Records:
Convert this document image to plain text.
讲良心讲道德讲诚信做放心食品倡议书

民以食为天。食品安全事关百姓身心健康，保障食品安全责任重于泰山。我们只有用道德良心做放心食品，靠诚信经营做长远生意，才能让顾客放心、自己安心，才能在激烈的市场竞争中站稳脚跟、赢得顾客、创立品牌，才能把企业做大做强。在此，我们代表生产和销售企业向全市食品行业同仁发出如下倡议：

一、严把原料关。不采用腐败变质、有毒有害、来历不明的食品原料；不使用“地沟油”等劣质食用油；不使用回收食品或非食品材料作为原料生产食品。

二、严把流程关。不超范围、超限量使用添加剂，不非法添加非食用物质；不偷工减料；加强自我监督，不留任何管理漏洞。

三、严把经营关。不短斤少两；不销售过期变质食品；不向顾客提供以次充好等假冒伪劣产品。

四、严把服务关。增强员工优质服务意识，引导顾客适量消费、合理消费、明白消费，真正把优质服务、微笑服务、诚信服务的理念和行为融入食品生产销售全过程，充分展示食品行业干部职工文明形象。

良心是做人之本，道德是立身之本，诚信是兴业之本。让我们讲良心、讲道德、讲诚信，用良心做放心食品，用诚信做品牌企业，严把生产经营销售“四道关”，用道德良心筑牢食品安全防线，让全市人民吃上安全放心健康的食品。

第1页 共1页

* _What the task requires_: Write the material out exactly, with nothing left out.

* _Exercise answer_:
Convert this document image to plain text.
讲良心讲道德讲诚信做放心食品倡议书

民以食为天。食品安全事关百姓身心健康，保障食品安全责任重于泰山。我们只有用道德良心做放心食品，靠诚信经营做长远生意，才能让顾客放心、自己安心，才能在激烈的市场竞争中站稳脚跟、赢得顾客、创立品牌，才能把企业做大做强。在此，我们代表生产和销售企业向全市食品行业同仁发出如下倡议：

一、严把原料关。不采用腐败变质、有毒有害、来历不明的食品原料；不使用“地沟油”等劣质食用油；不使用回收食品或非食品材料作为原料生产食品。

二、严把流程关。不超范围、超限量使用添加剂，不非法添加非食用物质；不偷工减料；加强自我监督，不留任何管理漏洞。

三、严把经营关。不短斤少两；不销售过期变质食品；不向顾客提供以次充好等假冒伪劣产品。

四、严把服务关。增强员工优质服务意识，引导顾客适量消费、合理消费、明白消费，真正把优质服务、微笑服务、诚信服务的理念和行为融入食品生产销售全过程，充分展示食品行业干部职工文明形象。

良心是做人之本，道德是立身之本，诚信是兴业之本。让我们讲良心、讲道德、讲诚信，用良心做放心食品，用诚信做品牌企业，严把生产经营销售“四道关”，用道德良心筑牢食品安全防线，让全市人民吃上安全放心健康的食品。

第1页 共1页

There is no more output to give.